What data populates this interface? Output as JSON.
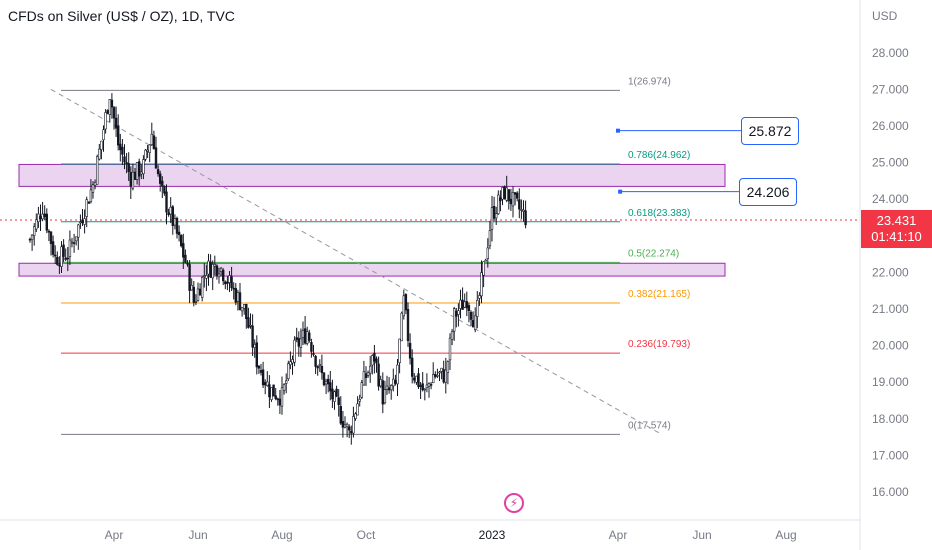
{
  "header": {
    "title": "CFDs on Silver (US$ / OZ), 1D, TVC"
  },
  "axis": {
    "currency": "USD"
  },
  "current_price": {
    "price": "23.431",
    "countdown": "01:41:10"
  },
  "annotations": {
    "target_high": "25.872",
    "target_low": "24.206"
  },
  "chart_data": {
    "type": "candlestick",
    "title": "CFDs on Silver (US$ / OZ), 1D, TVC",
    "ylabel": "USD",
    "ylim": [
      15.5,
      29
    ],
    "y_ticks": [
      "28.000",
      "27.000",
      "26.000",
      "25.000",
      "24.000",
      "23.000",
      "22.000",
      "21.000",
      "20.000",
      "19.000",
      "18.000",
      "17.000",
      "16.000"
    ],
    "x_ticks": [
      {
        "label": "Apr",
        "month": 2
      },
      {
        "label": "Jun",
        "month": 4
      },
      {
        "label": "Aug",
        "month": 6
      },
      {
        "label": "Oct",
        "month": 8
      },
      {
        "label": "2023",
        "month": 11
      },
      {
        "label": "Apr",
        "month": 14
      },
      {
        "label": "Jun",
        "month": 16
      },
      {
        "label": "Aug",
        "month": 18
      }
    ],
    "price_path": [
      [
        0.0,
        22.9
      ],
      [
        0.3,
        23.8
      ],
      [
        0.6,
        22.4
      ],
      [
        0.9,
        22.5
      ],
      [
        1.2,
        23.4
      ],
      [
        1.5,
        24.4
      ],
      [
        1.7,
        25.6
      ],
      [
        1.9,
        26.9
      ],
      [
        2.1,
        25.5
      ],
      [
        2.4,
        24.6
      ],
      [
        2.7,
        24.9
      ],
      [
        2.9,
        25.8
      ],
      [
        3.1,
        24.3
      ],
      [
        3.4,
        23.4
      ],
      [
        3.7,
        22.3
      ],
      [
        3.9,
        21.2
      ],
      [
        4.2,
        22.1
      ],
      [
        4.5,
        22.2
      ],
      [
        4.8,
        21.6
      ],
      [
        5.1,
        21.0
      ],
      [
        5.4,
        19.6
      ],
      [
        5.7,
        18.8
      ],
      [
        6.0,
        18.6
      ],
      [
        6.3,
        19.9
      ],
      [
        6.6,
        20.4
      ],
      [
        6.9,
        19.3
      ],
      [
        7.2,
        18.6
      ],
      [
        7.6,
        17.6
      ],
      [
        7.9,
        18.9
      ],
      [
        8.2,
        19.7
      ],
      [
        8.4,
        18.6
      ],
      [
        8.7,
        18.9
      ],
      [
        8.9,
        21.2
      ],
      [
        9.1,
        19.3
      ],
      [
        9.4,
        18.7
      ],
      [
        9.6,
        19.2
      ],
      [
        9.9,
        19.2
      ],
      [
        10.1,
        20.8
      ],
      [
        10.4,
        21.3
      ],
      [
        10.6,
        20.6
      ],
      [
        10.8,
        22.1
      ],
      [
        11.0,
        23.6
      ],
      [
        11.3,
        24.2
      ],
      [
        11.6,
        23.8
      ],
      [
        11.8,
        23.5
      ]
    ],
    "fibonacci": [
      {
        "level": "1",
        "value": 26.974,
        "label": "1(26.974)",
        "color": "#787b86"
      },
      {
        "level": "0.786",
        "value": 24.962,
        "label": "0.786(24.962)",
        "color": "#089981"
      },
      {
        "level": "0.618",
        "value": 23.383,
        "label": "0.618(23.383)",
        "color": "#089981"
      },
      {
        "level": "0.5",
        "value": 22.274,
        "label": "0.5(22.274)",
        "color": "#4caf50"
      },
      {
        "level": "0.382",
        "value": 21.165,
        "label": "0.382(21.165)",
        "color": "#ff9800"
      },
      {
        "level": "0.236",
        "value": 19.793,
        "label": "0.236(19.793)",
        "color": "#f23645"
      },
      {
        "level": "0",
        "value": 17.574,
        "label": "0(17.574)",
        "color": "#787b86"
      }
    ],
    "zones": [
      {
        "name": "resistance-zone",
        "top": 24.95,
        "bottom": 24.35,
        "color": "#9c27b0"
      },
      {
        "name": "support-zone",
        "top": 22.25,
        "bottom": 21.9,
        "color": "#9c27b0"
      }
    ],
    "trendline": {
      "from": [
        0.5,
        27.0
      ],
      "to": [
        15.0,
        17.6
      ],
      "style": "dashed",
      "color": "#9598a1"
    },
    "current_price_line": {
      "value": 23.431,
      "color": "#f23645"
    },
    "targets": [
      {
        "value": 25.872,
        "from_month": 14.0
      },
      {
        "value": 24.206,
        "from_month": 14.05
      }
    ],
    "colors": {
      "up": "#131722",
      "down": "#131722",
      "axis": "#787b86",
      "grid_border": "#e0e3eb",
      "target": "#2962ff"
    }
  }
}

◆ ◆ ◆

Look over the listing. Pull out every line with the string "CFDs" in it.

▶ Reply to the task:
    "title": "CFDs on Silver (US$ / OZ), 1D, TVC"
    "title": "CFDs on Silver (US$ / OZ), 1D, TVC",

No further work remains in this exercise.